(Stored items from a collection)

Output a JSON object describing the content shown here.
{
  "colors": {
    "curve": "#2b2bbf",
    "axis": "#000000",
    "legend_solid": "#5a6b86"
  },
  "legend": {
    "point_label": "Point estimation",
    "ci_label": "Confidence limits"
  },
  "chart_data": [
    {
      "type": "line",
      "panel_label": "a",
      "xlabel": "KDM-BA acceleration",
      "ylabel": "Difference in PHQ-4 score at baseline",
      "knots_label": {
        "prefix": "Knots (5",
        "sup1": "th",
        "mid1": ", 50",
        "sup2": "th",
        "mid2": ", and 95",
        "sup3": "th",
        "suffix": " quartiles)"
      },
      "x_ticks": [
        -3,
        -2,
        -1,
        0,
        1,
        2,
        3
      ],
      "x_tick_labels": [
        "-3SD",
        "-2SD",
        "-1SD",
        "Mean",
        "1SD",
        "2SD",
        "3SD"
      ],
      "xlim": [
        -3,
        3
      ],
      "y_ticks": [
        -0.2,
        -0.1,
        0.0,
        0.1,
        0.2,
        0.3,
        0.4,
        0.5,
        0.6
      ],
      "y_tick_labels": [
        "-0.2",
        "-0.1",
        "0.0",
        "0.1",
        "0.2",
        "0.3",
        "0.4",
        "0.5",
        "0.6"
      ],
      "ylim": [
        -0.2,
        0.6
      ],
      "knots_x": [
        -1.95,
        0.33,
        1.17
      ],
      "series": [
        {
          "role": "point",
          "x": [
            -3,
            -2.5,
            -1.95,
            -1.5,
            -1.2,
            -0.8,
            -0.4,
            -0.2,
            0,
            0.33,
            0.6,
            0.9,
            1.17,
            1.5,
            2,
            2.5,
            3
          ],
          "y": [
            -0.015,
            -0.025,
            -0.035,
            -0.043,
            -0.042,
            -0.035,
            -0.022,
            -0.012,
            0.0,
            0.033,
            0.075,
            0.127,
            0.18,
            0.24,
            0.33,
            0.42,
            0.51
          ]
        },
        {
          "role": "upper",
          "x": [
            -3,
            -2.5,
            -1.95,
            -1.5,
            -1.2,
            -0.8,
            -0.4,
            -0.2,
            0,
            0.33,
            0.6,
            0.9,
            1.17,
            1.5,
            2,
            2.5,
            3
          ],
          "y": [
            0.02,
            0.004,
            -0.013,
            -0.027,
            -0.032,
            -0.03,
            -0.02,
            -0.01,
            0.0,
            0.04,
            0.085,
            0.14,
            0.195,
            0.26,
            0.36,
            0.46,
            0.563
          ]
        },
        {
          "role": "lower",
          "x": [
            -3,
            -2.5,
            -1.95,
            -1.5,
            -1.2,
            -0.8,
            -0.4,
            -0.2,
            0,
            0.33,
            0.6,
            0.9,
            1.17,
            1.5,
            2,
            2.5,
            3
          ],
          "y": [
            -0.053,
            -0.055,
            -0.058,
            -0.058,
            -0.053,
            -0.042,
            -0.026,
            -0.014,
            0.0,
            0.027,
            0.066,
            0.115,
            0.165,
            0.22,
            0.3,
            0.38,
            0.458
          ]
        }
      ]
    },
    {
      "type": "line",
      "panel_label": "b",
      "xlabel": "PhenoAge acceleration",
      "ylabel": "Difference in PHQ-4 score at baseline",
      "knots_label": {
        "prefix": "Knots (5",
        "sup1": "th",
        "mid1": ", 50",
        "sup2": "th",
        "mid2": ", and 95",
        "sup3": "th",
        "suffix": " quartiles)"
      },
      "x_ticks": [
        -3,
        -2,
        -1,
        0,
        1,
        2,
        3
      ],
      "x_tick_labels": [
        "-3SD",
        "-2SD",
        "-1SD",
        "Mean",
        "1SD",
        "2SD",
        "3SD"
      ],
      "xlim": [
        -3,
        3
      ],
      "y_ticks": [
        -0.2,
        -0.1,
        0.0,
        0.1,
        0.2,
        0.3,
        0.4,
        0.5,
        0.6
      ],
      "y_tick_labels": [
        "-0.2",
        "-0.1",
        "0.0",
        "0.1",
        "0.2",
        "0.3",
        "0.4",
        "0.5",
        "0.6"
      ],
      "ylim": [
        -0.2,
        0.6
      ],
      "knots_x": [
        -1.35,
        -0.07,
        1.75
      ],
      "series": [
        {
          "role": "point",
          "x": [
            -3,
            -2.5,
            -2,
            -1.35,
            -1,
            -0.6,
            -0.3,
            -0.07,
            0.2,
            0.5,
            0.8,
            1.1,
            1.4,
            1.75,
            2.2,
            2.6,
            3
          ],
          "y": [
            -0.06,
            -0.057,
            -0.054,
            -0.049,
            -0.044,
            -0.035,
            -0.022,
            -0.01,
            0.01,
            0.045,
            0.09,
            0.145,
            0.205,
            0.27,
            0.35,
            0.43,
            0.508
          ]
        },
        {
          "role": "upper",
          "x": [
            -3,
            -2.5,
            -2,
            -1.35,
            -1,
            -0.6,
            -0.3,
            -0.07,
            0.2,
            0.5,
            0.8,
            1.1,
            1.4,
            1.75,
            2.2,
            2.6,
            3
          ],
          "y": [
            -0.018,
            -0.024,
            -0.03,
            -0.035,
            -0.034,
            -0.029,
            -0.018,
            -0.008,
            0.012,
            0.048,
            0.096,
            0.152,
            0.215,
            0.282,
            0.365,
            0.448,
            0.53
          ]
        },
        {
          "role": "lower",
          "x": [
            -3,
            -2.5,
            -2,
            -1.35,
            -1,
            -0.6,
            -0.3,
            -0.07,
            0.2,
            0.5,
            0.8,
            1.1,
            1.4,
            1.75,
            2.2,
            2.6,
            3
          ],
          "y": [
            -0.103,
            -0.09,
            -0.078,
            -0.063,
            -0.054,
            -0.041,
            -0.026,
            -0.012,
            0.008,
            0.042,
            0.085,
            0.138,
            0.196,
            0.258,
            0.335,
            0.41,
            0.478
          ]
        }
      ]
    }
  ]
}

◆ Written problem: Write out the whole listing again. Match it word for word.

◆ Written reply:
Output a JSON object describing the content shown here.
{
  "colors": {
    "curve": "#2b2bbf",
    "axis": "#000000",
    "legend_solid": "#5a6b86"
  },
  "legend": {
    "point_label": "Point estimation",
    "ci_label": "Confidence limits"
  },
  "chart_data": [
    {
      "type": "line",
      "panel_label": "a",
      "xlabel": "KDM-BA acceleration",
      "ylabel": "Difference in PHQ-4 score at baseline",
      "knots_label": {
        "prefix": "Knots (5",
        "sup1": "th",
        "mid1": ", 50",
        "sup2": "th",
        "mid2": ", and 95",
        "sup3": "th",
        "suffix": " quartiles)"
      },
      "x_ticks": [
        -3,
        -2,
        -1,
        0,
        1,
        2,
        3
      ],
      "x_tick_labels": [
        "-3SD",
        "-2SD",
        "-1SD",
        "Mean",
        "1SD",
        "2SD",
        "3SD"
      ],
      "xlim": [
        -3,
        3
      ],
      "y_ticks": [
        -0.2,
        -0.1,
        0.0,
        0.1,
        0.2,
        0.3,
        0.4,
        0.5,
        0.6
      ],
      "y_tick_labels": [
        "-0.2",
        "-0.1",
        "0.0",
        "0.1",
        "0.2",
        "0.3",
        "0.4",
        "0.5",
        "0.6"
      ],
      "ylim": [
        -0.2,
        0.6
      ],
      "knots_x": [
        -1.95,
        0.33,
        1.17
      ],
      "series": [
        {
          "role": "point",
          "x": [
            -3,
            -2.5,
            -1.95,
            -1.5,
            -1.2,
            -0.8,
            -0.4,
            -0.2,
            0,
            0.33,
            0.6,
            0.9,
            1.17,
            1.5,
            2,
            2.5,
            3
          ],
          "y": [
            -0.015,
            -0.025,
            -0.035,
            -0.043,
            -0.042,
            -0.035,
            -0.022,
            -0.012,
            0.0,
            0.033,
            0.075,
            0.127,
            0.18,
            0.24,
            0.33,
            0.42,
            0.51
          ]
        },
        {
          "role": "upper",
          "x": [
            -3,
            -2.5,
            -1.95,
            -1.5,
            -1.2,
            -0.8,
            -0.4,
            -0.2,
            0,
            0.33,
            0.6,
            0.9,
            1.17,
            1.5,
            2,
            2.5,
            3
          ],
          "y": [
            0.02,
            0.004,
            -0.013,
            -0.027,
            -0.032,
            -0.03,
            -0.02,
            -0.01,
            0.0,
            0.04,
            0.085,
            0.14,
            0.195,
            0.26,
            0.36,
            0.46,
            0.563
          ]
        },
        {
          "role": "lower",
          "x": [
            -3,
            -2.5,
            -1.95,
            -1.5,
            -1.2,
            -0.8,
            -0.4,
            -0.2,
            0,
            0.33,
            0.6,
            0.9,
            1.17,
            1.5,
            2,
            2.5,
            3
          ],
          "y": [
            -0.053,
            -0.055,
            -0.058,
            -0.058,
            -0.053,
            -0.042,
            -0.026,
            -0.014,
            0.0,
            0.027,
            0.066,
            0.115,
            0.165,
            0.22,
            0.3,
            0.38,
            0.458
          ]
        }
      ]
    },
    {
      "type": "line",
      "panel_label": "b",
      "xlabel": "PhenoAge acceleration",
      "ylabel": "Difference in PHQ-4 score at baseline",
      "knots_label": {
        "prefix": "Knots (5",
        "sup1": "th",
        "mid1": ", 50",
        "sup2": "th",
        "mid2": ", and 95",
        "sup3": "th",
        "suffix": " quartiles)"
      },
      "x_ticks": [
        -3,
        -2,
        -1,
        0,
        1,
        2,
        3
      ],
      "x_tick_labels": [
        "-3SD",
        "-2SD",
        "-1SD",
        "Mean",
        "1SD",
        "2SD",
        "3SD"
      ],
      "xlim": [
        -3,
        3
      ],
      "y_ticks": [
        -0.2,
        -0.1,
        0.0,
        0.1,
        0.2,
        0.3,
        0.4,
        0.5,
        0.6
      ],
      "y_tick_labels": [
        "-0.2",
        "-0.1",
        "0.0",
        "0.1",
        "0.2",
        "0.3",
        "0.4",
        "0.5",
        "0.6"
      ],
      "ylim": [
        -0.2,
        0.6
      ],
      "knots_x": [
        -1.35,
        -0.07,
        1.75
      ],
      "series": [
        {
          "role": "point",
          "x": [
            -3,
            -2.5,
            -2,
            -1.35,
            -1,
            -0.6,
            -0.3,
            -0.07,
            0.2,
            0.5,
            0.8,
            1.1,
            1.4,
            1.75,
            2.2,
            2.6,
            3
          ],
          "y": [
            -0.06,
            -0.057,
            -0.054,
            -0.049,
            -0.044,
            -0.035,
            -0.022,
            -0.01,
            0.01,
            0.045,
            0.09,
            0.145,
            0.205,
            0.27,
            0.35,
            0.43,
            0.508
          ]
        },
        {
          "role": "upper",
          "x": [
            -3,
            -2.5,
            -2,
            -1.35,
            -1,
            -0.6,
            -0.3,
            -0.07,
            0.2,
            0.5,
            0.8,
            1.1,
            1.4,
            1.75,
            2.2,
            2.6,
            3
          ],
          "y": [
            -0.018,
            -0.024,
            -0.03,
            -0.035,
            -0.034,
            -0.029,
            -0.018,
            -0.008,
            0.012,
            0.048,
            0.096,
            0.152,
            0.215,
            0.282,
            0.365,
            0.448,
            0.53
          ]
        },
        {
          "role": "lower",
          "x": [
            -3,
            -2.5,
            -2,
            -1.35,
            -1,
            -0.6,
            -0.3,
            -0.07,
            0.2,
            0.5,
            0.8,
            1.1,
            1.4,
            1.75,
            2.2,
            2.6,
            3
          ],
          "y": [
            -0.103,
            -0.09,
            -0.078,
            -0.063,
            -0.054,
            -0.041,
            -0.026,
            -0.012,
            0.008,
            0.042,
            0.085,
            0.138,
            0.196,
            0.258,
            0.335,
            0.41,
            0.478
          ]
        }
      ]
    }
  ]
}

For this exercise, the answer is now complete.